[Records from a collection of figures]
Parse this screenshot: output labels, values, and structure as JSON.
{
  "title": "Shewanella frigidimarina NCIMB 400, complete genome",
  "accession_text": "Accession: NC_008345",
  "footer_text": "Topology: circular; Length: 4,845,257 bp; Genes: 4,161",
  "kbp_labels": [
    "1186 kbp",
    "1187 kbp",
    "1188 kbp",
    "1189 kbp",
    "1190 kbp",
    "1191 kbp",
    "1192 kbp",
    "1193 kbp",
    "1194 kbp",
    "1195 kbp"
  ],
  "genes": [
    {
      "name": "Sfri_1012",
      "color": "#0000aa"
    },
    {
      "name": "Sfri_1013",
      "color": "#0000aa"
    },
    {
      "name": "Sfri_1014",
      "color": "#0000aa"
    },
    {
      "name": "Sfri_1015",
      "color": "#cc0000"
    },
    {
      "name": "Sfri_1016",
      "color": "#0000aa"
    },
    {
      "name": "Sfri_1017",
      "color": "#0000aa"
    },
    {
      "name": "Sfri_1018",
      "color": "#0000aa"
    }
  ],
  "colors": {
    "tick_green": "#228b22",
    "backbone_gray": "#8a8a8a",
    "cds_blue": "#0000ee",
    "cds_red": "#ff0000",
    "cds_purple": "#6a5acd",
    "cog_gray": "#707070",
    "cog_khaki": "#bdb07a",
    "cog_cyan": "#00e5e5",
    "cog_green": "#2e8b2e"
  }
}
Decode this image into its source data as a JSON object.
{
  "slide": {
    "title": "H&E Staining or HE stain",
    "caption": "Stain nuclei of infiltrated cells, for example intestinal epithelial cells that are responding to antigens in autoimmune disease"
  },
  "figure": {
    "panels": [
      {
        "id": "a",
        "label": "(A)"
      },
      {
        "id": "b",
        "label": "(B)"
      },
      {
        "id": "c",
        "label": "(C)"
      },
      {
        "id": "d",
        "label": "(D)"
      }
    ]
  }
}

**Brief:** Look above for every line with the word "this" and copy it.

**Expected output:**
Parse this screenshot: output labels, values, and structure as JSON.
Decode this image into its source data as a JSON object.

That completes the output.